- _SOURCE TEXT_:
= = = = =
HW 3 Instructions

Due Wednesday, February 5, 2025 at 11:59 PM

Instructions

HW 3 - First Steps

  1. Create an R project named HW 3 <first name> <last name>.

    1. File > New Project > New Directory > R Project

    2. In box, name this project:

    • HW 3 <first name> <last name>

    • My project name: HW 3 Penelope Pooler

    1. Click Create Project.
    • Note that if you create an R Project that is NOT a Quarto project, a Quarto file is not created.
  2. Create img and data folders with the R Project.

  3. Download the provided file, HW3_Template.qmd from the Homework Assignments page of the 455 website.

  4. Save the downloaded HW3_Template.qmd file to your R project.

  • Change file name to be HW3_FirstName_LastName.qmd.

    • For example, I would change the template file to be named HW3_Penelope_Pooler.qmd.

    • There should be no spaces in a file name of a Quarto (.qmd) file.

    • Change title in the file header to be ‘HW 3’.

    • Specify yourself as the author.
= = = = =
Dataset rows
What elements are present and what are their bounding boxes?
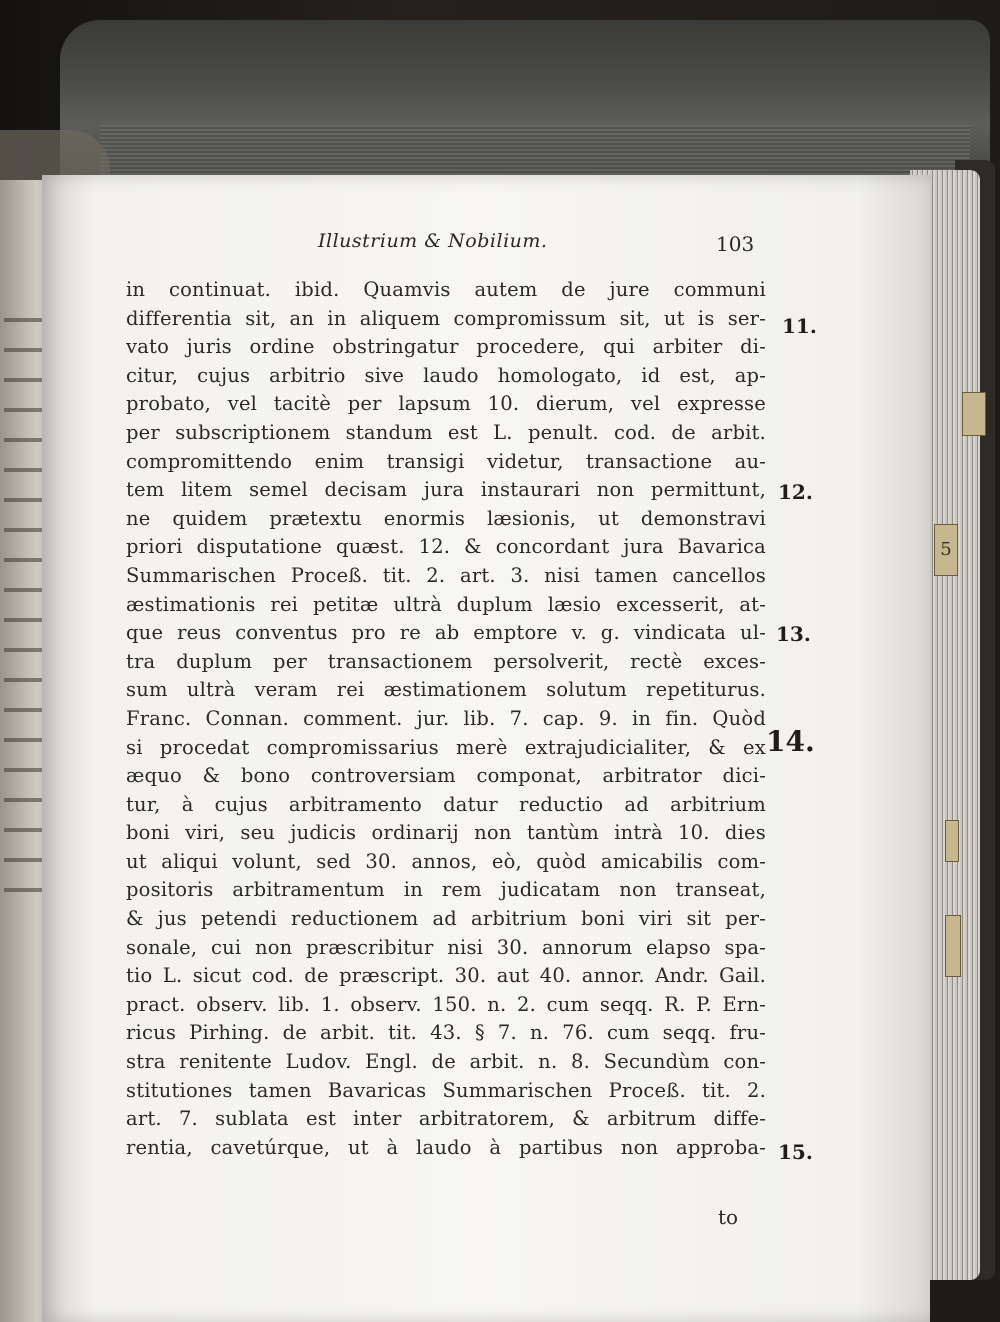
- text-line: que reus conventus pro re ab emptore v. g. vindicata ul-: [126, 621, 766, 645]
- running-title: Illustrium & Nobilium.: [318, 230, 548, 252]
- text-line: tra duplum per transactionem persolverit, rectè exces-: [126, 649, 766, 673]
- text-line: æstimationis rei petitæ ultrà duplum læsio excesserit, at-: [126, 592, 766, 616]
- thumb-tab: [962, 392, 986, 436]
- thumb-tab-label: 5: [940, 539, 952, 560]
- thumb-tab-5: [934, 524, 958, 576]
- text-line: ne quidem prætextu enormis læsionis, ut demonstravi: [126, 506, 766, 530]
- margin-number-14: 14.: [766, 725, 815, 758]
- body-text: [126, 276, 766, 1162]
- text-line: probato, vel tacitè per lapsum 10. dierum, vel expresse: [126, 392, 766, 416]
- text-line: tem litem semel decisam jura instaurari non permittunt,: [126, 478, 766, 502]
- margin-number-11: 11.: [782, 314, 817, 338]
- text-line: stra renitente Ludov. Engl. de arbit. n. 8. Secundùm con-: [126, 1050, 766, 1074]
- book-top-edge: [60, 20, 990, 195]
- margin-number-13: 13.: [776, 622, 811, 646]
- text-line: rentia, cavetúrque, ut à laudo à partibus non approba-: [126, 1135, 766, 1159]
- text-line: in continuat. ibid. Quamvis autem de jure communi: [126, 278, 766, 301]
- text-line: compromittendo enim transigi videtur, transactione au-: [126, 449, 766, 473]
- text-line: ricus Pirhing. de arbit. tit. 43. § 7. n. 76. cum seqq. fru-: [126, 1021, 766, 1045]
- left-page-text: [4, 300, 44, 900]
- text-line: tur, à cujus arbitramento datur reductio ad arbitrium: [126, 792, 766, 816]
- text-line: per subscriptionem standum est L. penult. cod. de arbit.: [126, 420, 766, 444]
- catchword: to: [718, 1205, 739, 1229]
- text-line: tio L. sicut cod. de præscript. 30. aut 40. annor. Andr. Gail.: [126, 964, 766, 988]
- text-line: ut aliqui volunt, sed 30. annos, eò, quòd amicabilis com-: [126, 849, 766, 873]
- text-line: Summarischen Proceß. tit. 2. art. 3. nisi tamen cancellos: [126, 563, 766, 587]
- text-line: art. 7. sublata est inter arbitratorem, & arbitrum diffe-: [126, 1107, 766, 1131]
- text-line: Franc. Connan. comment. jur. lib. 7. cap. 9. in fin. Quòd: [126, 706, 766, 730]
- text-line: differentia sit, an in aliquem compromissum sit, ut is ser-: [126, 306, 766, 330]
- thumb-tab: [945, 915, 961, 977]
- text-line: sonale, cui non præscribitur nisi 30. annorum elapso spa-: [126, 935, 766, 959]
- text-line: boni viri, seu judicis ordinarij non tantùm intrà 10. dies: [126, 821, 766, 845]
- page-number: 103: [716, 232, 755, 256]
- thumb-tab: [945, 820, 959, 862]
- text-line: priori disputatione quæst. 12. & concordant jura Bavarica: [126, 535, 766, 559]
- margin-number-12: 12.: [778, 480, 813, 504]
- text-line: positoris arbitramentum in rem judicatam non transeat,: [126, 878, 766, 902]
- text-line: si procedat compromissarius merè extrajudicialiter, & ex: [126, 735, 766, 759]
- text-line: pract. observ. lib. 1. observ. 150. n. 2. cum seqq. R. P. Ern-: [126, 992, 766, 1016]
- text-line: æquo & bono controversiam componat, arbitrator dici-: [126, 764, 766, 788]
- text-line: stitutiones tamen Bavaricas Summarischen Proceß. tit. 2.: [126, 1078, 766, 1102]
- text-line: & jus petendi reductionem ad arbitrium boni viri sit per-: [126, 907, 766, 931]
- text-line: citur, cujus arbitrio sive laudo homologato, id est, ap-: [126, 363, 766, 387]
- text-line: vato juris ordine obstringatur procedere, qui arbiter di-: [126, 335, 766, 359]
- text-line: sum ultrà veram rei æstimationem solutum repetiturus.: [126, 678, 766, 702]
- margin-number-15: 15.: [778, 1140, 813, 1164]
= = = = =
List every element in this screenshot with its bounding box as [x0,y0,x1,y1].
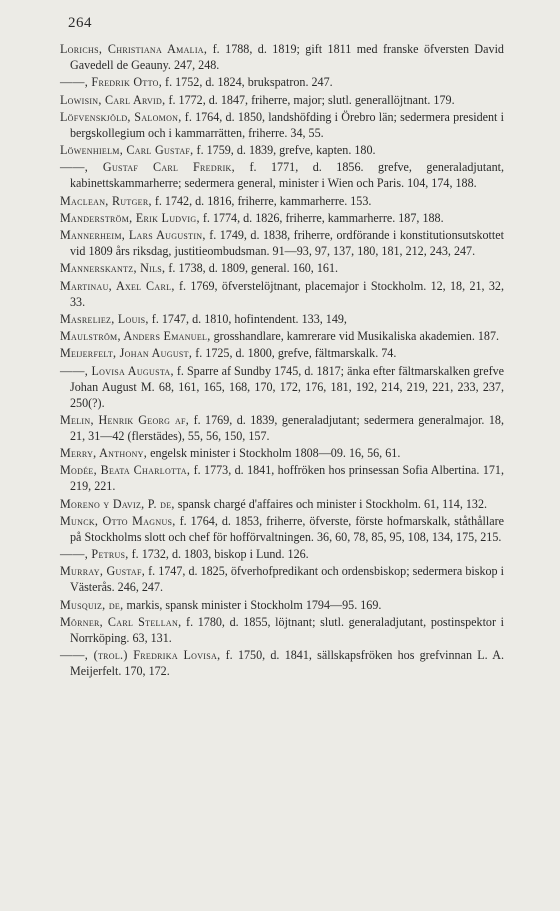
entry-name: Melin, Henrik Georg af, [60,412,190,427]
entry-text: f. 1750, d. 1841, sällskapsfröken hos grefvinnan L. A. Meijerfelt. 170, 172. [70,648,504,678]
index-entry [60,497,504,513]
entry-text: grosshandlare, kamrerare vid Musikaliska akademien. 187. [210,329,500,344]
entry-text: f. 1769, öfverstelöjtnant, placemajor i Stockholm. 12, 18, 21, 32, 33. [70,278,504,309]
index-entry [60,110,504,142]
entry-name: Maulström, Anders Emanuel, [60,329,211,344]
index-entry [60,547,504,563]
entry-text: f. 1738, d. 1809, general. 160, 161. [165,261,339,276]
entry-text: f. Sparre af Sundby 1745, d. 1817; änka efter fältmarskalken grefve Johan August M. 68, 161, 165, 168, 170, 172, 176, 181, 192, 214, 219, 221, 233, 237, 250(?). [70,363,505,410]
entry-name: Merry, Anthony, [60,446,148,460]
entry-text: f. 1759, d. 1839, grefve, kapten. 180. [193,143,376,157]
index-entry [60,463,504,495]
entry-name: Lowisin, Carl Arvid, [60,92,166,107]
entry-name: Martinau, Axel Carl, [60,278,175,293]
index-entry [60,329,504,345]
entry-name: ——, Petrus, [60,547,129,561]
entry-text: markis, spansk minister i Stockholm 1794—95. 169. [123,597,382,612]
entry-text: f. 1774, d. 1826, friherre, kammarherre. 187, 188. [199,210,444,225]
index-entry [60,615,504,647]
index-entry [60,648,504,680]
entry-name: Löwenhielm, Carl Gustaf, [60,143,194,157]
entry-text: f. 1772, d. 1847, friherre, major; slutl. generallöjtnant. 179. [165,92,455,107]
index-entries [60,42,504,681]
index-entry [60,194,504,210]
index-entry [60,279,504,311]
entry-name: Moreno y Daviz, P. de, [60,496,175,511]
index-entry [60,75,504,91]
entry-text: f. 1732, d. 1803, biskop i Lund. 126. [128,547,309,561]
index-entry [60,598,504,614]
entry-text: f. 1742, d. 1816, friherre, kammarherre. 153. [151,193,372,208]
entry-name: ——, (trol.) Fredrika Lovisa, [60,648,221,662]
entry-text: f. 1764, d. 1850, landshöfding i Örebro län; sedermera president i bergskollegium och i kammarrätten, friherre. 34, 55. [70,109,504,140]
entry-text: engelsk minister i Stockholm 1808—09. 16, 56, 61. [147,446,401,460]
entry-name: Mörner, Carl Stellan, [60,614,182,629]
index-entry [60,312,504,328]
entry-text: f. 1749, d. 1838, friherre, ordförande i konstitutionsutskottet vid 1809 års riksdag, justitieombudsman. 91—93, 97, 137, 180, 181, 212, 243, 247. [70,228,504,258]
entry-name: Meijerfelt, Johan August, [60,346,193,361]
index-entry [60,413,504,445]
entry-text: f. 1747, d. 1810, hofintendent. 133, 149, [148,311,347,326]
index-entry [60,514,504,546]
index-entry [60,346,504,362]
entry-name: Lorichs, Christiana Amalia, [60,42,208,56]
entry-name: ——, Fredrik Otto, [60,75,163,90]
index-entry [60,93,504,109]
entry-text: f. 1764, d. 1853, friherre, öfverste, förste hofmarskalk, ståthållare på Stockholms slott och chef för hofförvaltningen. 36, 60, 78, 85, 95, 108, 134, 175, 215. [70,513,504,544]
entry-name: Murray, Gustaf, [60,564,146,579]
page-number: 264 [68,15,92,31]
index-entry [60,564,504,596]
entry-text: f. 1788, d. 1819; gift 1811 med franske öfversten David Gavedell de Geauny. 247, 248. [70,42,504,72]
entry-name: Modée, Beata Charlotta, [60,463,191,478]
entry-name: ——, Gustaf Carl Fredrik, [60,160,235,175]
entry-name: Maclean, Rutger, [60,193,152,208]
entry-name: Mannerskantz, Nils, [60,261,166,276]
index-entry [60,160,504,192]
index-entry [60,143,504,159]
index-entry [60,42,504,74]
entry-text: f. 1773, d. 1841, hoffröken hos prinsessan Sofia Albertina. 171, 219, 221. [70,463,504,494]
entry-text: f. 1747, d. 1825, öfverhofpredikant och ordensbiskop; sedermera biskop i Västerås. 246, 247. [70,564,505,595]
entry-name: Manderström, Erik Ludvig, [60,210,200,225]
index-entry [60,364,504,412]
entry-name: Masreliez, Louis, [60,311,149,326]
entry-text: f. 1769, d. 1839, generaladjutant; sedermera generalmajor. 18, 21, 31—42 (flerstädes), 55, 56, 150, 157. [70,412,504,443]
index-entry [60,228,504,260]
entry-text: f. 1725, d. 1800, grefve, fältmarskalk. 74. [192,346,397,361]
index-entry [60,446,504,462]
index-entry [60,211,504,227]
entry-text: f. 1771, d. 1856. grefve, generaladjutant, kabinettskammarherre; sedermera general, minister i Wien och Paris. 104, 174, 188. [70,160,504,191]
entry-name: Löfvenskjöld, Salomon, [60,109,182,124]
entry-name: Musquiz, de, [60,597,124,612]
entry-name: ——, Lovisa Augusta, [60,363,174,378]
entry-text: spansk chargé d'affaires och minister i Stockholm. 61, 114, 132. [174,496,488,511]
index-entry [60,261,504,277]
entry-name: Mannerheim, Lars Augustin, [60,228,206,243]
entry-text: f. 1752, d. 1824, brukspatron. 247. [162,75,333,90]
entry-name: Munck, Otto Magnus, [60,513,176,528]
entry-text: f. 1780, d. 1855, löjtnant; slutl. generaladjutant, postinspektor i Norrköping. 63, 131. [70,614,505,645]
= = = = =
- _TASK_: Return the HW 3 instructions in full, word for word.

- _EXPECTED ANSWER_:
HW 3 Instructions

Due Wednesday, February 5, 2025 at 11:59 PM

Instructions

HW 3 - First Steps

  1. Create an R project named HW 3 <first name> <last name>.

    1. File > New Project > New Directory > R Project

    2. In box, name this project:

    • HW 3 <first name> <last name>

    • My project name: HW 3 Penelope Pooler

    1. Click Create Project.
    • Note that if you create an R Project that is NOT a Quarto project, a Quarto file is not created.
  2. Create img and data folders with the R Project.

  3. Download the provided file, HW3_Template.qmd from the Homework Assignments page of the 455 website.

  4. Save the downloaded HW3_Template.qmd file to your R project.

  • Change file name to be HW3_FirstName_LastName.qmd.

    • For example, I would change the template file to be named HW3_Penelope_Pooler.qmd.

    • There should be no spaces in a file name of a Quarto (.qmd) file.

    • Change title in the file header to be ‘HW 3’.

    • Specify yourself as the author.